:: STORED RECORDS

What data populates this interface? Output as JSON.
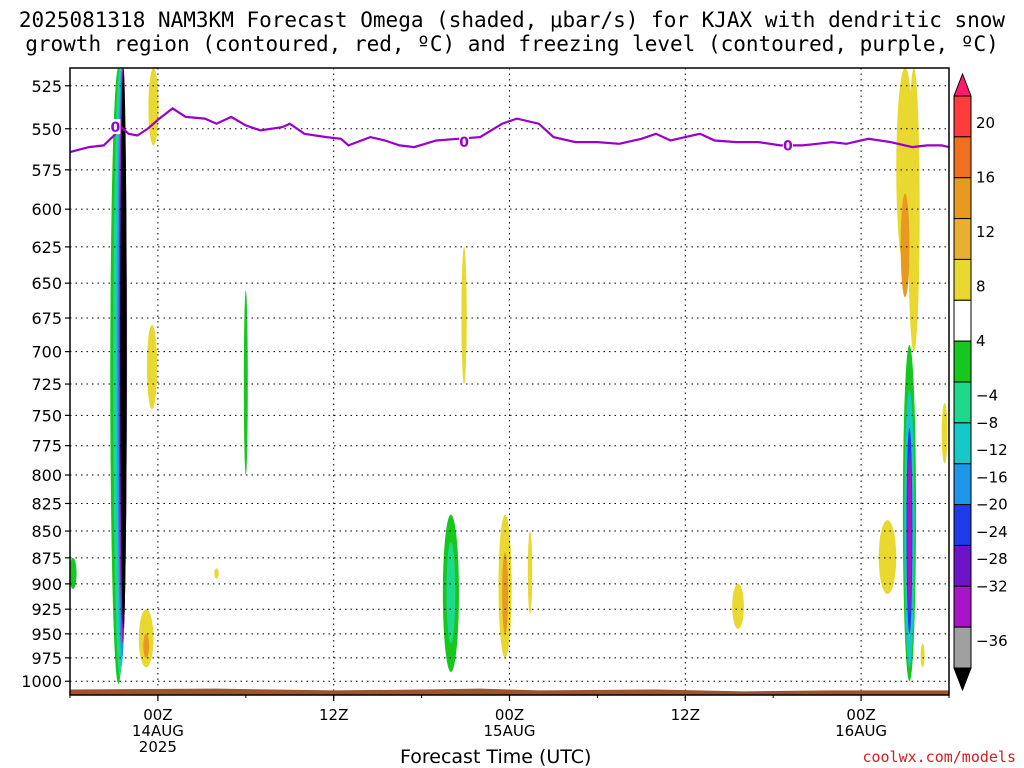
{
  "title_line1": "2025081318 NAM3KM Forecast Omega (shaded, μbar/s) for KJAX with dendritic snow",
  "title_line2": "growth region (contoured, red, ºC) and freezing level (contoured, purple, ºC)",
  "credit": "coolwx.com/models",
  "chart_data": {
    "type": "heatmap",
    "title": "2025081318 NAM3KM Forecast Omega (shaded, μbar/s) for KJAX with dendritic snow growth region (contoured, red, ºC) and freezing level (contoured, purple, ºC)",
    "xlabel": "Forecast Time (UTC)",
    "ylabel": "",
    "x_ticks": [
      {
        "hour": 6,
        "label": "00Z",
        "sub1": "14AUG",
        "sub2": "2025"
      },
      {
        "hour": 18,
        "label": "12Z",
        "sub1": "",
        "sub2": ""
      },
      {
        "hour": 30,
        "label": "00Z",
        "sub1": "15AUG",
        "sub2": ""
      },
      {
        "hour": 42,
        "label": "12Z",
        "sub1": "",
        "sub2": ""
      },
      {
        "hour": 54,
        "label": "00Z",
        "sub1": "16AUG",
        "sub2": ""
      }
    ],
    "xlim": [
      0,
      60
    ],
    "y_ticks": [
      525,
      550,
      575,
      600,
      625,
      650,
      675,
      700,
      725,
      750,
      775,
      800,
      825,
      850,
      875,
      900,
      925,
      950,
      975,
      1000
    ],
    "ylim": [
      1015,
      515
    ],
    "y_scale": "log",
    "colorbar": {
      "labels": [
        "20",
        "16",
        "12",
        "8",
        "4",
        "−4",
        "−8",
        "−12",
        "−16",
        "−20",
        "−24",
        "−28",
        "−32",
        "−36"
      ],
      "colors": [
        "#ff1a6e",
        "#ff3c3c",
        "#f07020",
        "#e89a20",
        "#e8b030",
        "#e8d830",
        "#ffffff",
        "#16c81e",
        "#1ed88c",
        "#16c8c8",
        "#1e96e8",
        "#1e3ce8",
        "#6e14c8",
        "#aa14c8",
        "#a0a0a0",
        "#000000"
      ]
    },
    "freezing_level": {
      "value_label": "0",
      "color": "#9900cc",
      "points": [
        [
          0,
          564
        ],
        [
          1.3,
          561
        ],
        [
          2.3,
          560
        ],
        [
          3,
          554
        ],
        [
          3.5,
          549
        ],
        [
          4,
          553
        ],
        [
          4.6,
          554
        ],
        [
          5.3,
          550
        ],
        [
          6.1,
          544
        ],
        [
          7,
          538
        ],
        [
          7.9,
          543
        ],
        [
          9.2,
          544
        ],
        [
          10,
          547
        ],
        [
          11,
          543
        ],
        [
          12,
          548
        ],
        [
          13,
          551
        ],
        [
          14.5,
          549
        ],
        [
          15,
          547
        ],
        [
          16,
          553
        ],
        [
          17.5,
          555
        ],
        [
          18.5,
          556
        ],
        [
          19,
          560
        ],
        [
          20.5,
          555
        ],
        [
          21.5,
          557
        ],
        [
          22.5,
          560
        ],
        [
          23.5,
          561
        ],
        [
          25,
          557
        ],
        [
          26.5,
          556
        ],
        [
          28,
          555
        ],
        [
          29.5,
          547
        ],
        [
          30.5,
          544
        ],
        [
          32,
          547
        ],
        [
          33,
          555
        ],
        [
          34.5,
          558
        ],
        [
          36,
          558
        ],
        [
          37.5,
          559
        ],
        [
          39,
          556
        ],
        [
          40,
          553
        ],
        [
          41,
          557
        ],
        [
          42,
          555
        ],
        [
          43,
          553
        ],
        [
          44,
          557
        ],
        [
          45.5,
          558
        ],
        [
          47,
          558
        ],
        [
          48.5,
          560
        ],
        [
          50,
          560
        ],
        [
          51,
          559
        ],
        [
          52,
          558
        ],
        [
          53,
          559
        ],
        [
          54.5,
          556
        ],
        [
          56,
          558
        ],
        [
          57.5,
          561
        ],
        [
          58.5,
          560
        ],
        [
          59.5,
          560
        ],
        [
          60,
          561
        ]
      ],
      "labels": [
        [
          3.1,
          549
        ],
        [
          26.9,
          558
        ],
        [
          49,
          560
        ]
      ]
    },
    "ground": {
      "color": "#a0522d",
      "pressure": 1010
    },
    "grid": true
  }
}
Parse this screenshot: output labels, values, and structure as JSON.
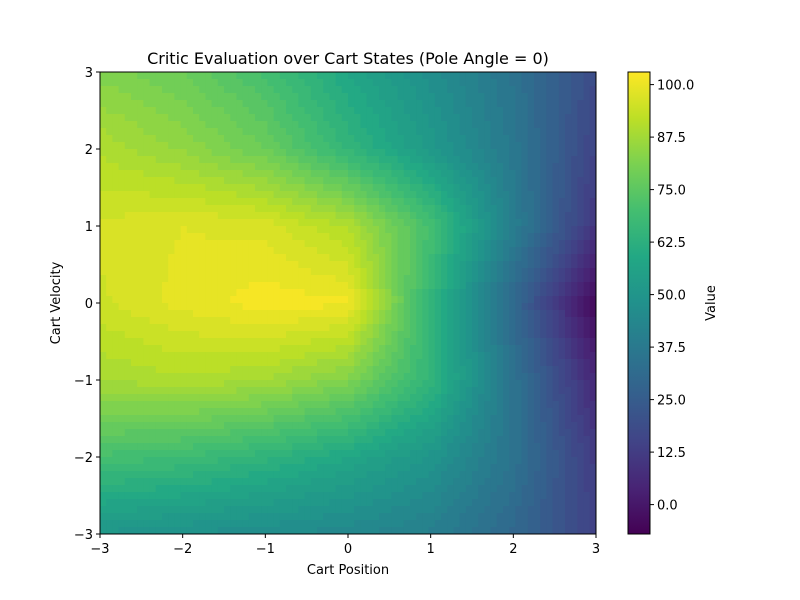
{
  "chart_data": {
    "type": "heatmap",
    "subtype": "filled-contour",
    "title": "Critic Evaluation over Cart States (Pole Angle = 0)",
    "xlabel": "Cart Position",
    "ylabel": "Cart Velocity",
    "xlim": [
      -3,
      3
    ],
    "ylim": [
      -3,
      3
    ],
    "xticks": [
      -3,
      -2,
      -1,
      0,
      1,
      2,
      3
    ],
    "xtick_labels": [
      "−3",
      "−2",
      "−1",
      "0",
      "1",
      "2",
      "3"
    ],
    "yticks": [
      -3,
      -2,
      -1,
      0,
      1,
      2,
      3
    ],
    "ytick_labels": [
      "−3",
      "−2",
      "−1",
      "0",
      "1",
      "2",
      "3"
    ],
    "colormap": "viridis",
    "grid": false,
    "colorbar": {
      "label": "Value",
      "range": [
        -7,
        103
      ],
      "ticks": [
        0.0,
        12.5,
        25.0,
        37.5,
        50.0,
        62.5,
        75.0,
        87.5,
        100.0
      ],
      "tick_labels": [
        "0.0",
        "12.5",
        "25.0",
        "37.5",
        "50.0",
        "62.5",
        "75.0",
        "87.5",
        "100.0"
      ]
    },
    "z_samples": {
      "x": [
        -3,
        -2,
        -1,
        0,
        1,
        2,
        3
      ],
      "y": [
        3,
        2,
        1,
        0,
        -1,
        -2,
        -3
      ],
      "z": [
        [
          82,
          78,
          70,
          58,
          47,
          35,
          18
        ],
        [
          90,
          85,
          78,
          65,
          52,
          37,
          15
        ],
        [
          96,
          98,
          97,
          90,
          70,
          40,
          10
        ],
        [
          95,
          99,
          102,
          101,
          65,
          30,
          -5
        ],
        [
          88,
          90,
          88,
          82,
          65,
          35,
          5
        ],
        [
          70,
          68,
          64,
          58,
          50,
          35,
          12
        ],
        [
          50,
          48,
          46,
          44,
          40,
          30,
          15
        ]
      ]
    }
  }
}
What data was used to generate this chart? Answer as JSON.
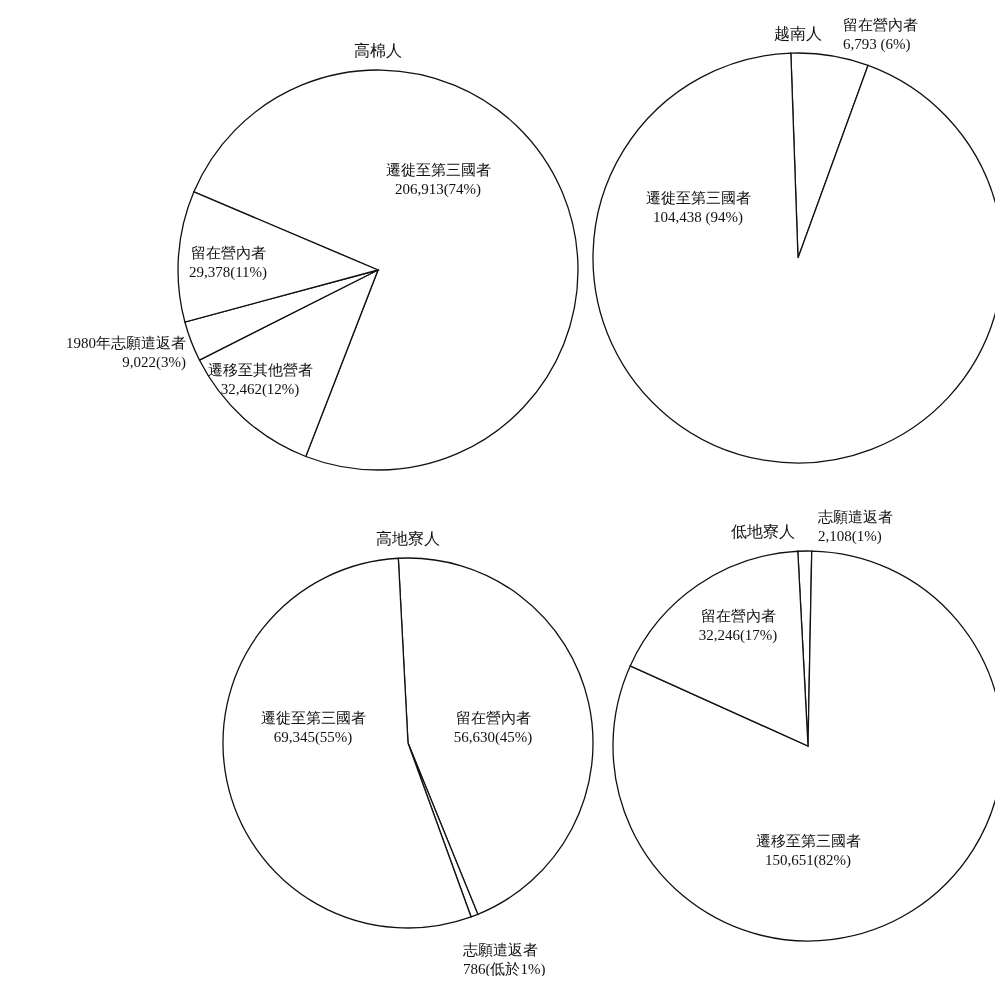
{
  "chart_data": [
    {
      "type": "pie",
      "title": "高棉人",
      "categories": [
        "遷徙至第三國者",
        "遷移至其他營者",
        "1980年志願遣返者",
        "留在營內者"
      ],
      "values": [
        206913,
        32462,
        9022,
        29378
      ],
      "value_labels": [
        "206,913(74%)",
        "32,462(12%)",
        "9,022(3%)",
        "29,378(11%)"
      ],
      "colors": [
        "#ffffff",
        "#ffffff",
        "#ffffff",
        "#ffffff"
      ]
    },
    {
      "type": "pie",
      "title": "越南人",
      "categories": [
        "留在營內者",
        "遷徙至第三國者"
      ],
      "values": [
        6793,
        104438
      ],
      "value_labels": [
        "6,793 (6%)",
        "104,438 (94%)"
      ],
      "colors": [
        "#ffffff",
        "#ffffff"
      ]
    },
    {
      "type": "pie",
      "title": "高地寮人",
      "categories": [
        "留在營內者",
        "志願遣返者",
        "遷徙至第三國者"
      ],
      "values": [
        56630,
        786,
        69345
      ],
      "value_labels": [
        "56,630(45%)",
        "786(低於1%)",
        "69,345(55%)"
      ],
      "colors": [
        "#ffffff",
        "#ffffff",
        "#ffffff"
      ]
    },
    {
      "type": "pie",
      "title": "低地寮人",
      "categories": [
        "志願遣返者",
        "遷移至第三國者",
        "留在營內者"
      ],
      "values": [
        2108,
        150651,
        32246
      ],
      "value_labels": [
        "2,108(1%)",
        "150,651(82%)",
        "32,246(17%)"
      ],
      "colors": [
        "#ffffff",
        "#ffffff",
        "#ffffff"
      ]
    }
  ]
}
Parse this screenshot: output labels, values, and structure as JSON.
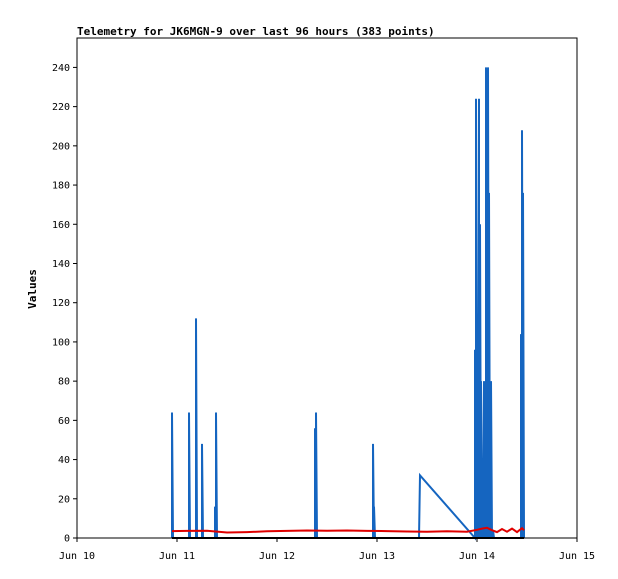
{
  "chart_data": {
    "type": "line",
    "title": "Telemetry for JK6MGN-9 over last 96 hours (383 points)",
    "ylabel": "Values",
    "xlabel": "",
    "xlim": [
      "Jun 10",
      "Jun 15"
    ],
    "ylim": [
      0,
      255
    ],
    "y_ticks": [
      0,
      20,
      40,
      60,
      80,
      100,
      120,
      140,
      160,
      180,
      200,
      220,
      240
    ],
    "x_ticks": [
      "Jun 10",
      "Jun 11",
      "Jun 12",
      "Jun 13",
      "Jun 14",
      "Jun 15"
    ],
    "grid": false,
    "legend": "none",
    "series": [
      {
        "color": "#1565c0",
        "x": [
          10.95,
          10.95,
          10.96,
          11.12,
          11.12,
          11.13,
          11.19,
          11.19,
          11.2,
          11.25,
          11.25,
          11.26,
          11.38,
          11.38,
          11.39,
          11.39,
          11.4,
          12.38,
          12.38,
          12.39,
          12.39,
          12.4,
          12.96,
          12.96,
          12.97,
          12.97,
          12.98,
          13.42,
          13.43,
          13.98,
          13.98,
          13.99,
          13.99,
          14.0,
          14.01,
          14.01,
          14.02,
          14.02,
          14.03,
          14.04,
          14.04,
          14.05,
          14.06,
          14.06,
          14.07,
          14.07,
          14.08,
          14.09,
          14.09,
          14.1,
          14.1,
          14.11,
          14.11,
          14.12,
          14.12,
          14.13,
          14.13,
          14.14,
          14.14,
          14.15,
          14.15,
          14.16,
          14.16,
          14.17,
          14.44,
          14.44,
          14.45,
          14.45,
          14.46,
          14.46,
          14.47,
          14.47
        ],
        "y": [
          0,
          64,
          0,
          0,
          64,
          0,
          0,
          112,
          0,
          0,
          48,
          0,
          0,
          16,
          0,
          64,
          0,
          0,
          56,
          0,
          64,
          0,
          0,
          48,
          0,
          16,
          0,
          0,
          32,
          0,
          96,
          0,
          224,
          0,
          80,
          0,
          224,
          0,
          160,
          0,
          80,
          0,
          40,
          0,
          80,
          0,
          48,
          0,
          240,
          0,
          240,
          0,
          240,
          0,
          176,
          0,
          80,
          0,
          80,
          0,
          4,
          0,
          4,
          0,
          0,
          104,
          0,
          208,
          0,
          176,
          0,
          4
        ]
      },
      {
        "color": "#e00000",
        "x": [
          10.95,
          11.1,
          11.3,
          11.5,
          11.7,
          11.9,
          12.1,
          12.3,
          12.5,
          12.7,
          12.9,
          13.1,
          13.3,
          13.5,
          13.7,
          13.9,
          14.0,
          14.05,
          14.1,
          14.15,
          14.2,
          14.25,
          14.3,
          14.35,
          14.4,
          14.45,
          14.47
        ],
        "y": [
          3.5,
          3.6,
          3.7,
          2.8,
          3.0,
          3.4,
          3.6,
          3.8,
          3.7,
          3.8,
          3.6,
          3.5,
          3.3,
          3.2,
          3.4,
          3.2,
          4.2,
          4.8,
          5.2,
          4.0,
          3.0,
          4.6,
          3.2,
          4.8,
          3.0,
          5.0,
          4.0
        ]
      },
      {
        "color": "#000000",
        "x": [
          10.95,
          14.47
        ],
        "y": [
          0,
          0
        ]
      }
    ]
  }
}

::::

▸ **GOAL**
Pick out every line of the listing containing the word "purple", and show those lines.

▸ **TASK SOLUTION**
  "title_line2": "growth region (contoured, red, ºC) and freezing level (contoured, purple, ºC)",
    "title": "2025081318 NAM3KM Forecast Omega (shaded, μbar/s) for KJAX with dendritic snow growth region (contoured, red, ºC) and freezing level (contoured, purple, ºC)",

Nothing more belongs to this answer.